**INSTRUCTION:**
Find how many lines hold the word "содержит". Give only the number.

**Extracted data entries:**

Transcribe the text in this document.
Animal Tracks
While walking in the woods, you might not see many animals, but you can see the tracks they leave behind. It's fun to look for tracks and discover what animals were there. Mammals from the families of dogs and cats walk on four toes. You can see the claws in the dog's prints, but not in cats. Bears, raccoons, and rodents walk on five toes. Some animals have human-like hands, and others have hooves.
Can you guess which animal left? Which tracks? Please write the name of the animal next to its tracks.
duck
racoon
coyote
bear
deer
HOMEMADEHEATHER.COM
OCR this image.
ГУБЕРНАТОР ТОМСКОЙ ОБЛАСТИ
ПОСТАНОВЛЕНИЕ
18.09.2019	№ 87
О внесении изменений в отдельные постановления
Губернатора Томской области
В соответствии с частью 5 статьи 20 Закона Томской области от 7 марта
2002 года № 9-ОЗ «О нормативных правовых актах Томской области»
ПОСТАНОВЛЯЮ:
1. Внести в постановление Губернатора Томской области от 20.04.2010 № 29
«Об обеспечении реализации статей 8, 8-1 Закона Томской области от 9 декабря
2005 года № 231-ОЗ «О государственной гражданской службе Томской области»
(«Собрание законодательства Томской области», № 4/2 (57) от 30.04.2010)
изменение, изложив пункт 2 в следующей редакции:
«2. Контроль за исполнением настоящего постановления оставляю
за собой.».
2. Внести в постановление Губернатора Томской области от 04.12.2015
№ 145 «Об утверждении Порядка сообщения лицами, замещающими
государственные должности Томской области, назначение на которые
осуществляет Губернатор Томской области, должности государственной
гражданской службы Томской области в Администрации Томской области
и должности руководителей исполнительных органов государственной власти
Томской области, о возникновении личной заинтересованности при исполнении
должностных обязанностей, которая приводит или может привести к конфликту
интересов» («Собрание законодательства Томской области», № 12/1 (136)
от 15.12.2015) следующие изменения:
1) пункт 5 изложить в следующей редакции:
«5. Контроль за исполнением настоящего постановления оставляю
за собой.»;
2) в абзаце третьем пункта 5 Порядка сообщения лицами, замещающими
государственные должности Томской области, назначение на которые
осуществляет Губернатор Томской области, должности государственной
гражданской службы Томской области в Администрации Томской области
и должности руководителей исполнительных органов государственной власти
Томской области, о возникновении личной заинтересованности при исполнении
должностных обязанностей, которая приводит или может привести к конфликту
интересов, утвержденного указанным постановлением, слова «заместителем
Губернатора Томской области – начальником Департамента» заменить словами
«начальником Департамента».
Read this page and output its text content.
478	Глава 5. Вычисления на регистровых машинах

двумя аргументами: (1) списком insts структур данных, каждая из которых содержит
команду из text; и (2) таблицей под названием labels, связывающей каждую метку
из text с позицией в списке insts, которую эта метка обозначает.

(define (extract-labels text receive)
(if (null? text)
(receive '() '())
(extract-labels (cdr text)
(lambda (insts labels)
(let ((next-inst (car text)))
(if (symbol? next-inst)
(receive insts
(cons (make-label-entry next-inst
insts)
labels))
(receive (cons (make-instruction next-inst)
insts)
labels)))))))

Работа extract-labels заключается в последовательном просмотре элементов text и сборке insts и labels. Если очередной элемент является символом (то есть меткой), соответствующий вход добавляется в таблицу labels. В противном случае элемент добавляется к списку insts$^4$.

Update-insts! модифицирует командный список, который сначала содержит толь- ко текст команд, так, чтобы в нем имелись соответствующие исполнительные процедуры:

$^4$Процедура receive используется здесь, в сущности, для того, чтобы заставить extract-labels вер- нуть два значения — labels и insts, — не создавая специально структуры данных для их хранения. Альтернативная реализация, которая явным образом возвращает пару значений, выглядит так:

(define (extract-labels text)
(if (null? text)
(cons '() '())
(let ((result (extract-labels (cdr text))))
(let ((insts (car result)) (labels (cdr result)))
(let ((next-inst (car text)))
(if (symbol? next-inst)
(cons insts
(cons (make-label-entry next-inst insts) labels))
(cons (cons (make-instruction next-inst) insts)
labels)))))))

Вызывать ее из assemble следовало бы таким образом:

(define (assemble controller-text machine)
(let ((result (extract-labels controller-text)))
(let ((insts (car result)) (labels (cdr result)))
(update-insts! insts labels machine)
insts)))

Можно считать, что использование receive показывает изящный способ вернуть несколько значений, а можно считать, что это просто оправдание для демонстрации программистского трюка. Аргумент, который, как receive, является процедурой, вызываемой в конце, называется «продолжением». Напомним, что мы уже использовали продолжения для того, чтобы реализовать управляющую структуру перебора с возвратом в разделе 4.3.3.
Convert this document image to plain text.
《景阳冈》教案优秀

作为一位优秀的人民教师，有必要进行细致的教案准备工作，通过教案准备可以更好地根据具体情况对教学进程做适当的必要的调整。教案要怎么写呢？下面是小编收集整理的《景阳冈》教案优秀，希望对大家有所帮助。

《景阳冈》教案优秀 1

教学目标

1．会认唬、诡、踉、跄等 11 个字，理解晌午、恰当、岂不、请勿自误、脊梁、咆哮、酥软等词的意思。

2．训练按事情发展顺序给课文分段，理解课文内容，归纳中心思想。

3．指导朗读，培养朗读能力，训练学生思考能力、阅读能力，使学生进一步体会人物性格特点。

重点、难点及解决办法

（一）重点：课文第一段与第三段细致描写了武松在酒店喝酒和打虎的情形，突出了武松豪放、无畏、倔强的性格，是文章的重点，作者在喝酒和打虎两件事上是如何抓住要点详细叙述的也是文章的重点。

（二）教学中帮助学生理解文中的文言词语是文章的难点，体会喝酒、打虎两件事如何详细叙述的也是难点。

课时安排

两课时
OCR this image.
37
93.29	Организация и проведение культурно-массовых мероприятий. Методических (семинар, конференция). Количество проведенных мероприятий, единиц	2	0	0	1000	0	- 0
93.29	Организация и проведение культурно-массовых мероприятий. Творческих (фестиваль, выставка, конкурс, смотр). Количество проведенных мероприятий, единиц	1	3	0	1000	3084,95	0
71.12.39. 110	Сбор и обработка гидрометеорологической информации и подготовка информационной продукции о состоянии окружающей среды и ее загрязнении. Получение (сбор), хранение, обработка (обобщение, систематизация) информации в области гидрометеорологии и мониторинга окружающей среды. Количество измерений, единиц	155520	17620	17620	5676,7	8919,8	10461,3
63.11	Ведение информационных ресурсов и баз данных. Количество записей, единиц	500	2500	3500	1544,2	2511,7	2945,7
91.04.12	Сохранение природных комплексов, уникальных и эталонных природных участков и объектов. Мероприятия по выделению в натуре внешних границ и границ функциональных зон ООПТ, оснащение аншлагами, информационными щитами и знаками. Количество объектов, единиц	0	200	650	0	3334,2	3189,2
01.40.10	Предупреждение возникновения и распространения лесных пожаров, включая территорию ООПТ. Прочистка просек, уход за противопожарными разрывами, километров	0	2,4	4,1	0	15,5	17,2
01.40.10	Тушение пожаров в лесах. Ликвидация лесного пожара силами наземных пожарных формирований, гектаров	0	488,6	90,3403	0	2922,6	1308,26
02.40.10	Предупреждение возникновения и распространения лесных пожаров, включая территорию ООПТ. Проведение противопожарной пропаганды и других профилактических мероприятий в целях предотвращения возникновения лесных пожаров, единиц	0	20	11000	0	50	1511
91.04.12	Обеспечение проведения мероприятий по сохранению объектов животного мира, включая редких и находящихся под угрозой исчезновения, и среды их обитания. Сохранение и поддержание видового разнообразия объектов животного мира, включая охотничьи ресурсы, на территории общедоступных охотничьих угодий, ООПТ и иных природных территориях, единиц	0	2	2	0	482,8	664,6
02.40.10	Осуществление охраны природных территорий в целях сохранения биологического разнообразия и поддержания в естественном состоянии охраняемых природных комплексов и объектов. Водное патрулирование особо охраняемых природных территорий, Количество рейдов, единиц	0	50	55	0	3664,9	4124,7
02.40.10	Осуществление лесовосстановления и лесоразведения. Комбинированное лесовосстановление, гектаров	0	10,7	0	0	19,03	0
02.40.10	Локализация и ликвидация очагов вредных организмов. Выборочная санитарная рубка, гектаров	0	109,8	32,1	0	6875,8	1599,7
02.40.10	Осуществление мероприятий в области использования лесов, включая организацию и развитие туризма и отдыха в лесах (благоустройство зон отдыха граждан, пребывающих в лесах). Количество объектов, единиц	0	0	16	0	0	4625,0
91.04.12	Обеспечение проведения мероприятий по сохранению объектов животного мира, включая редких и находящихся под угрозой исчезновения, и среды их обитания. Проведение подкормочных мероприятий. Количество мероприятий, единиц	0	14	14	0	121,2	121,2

**EXERCISE OUTPUT:**
2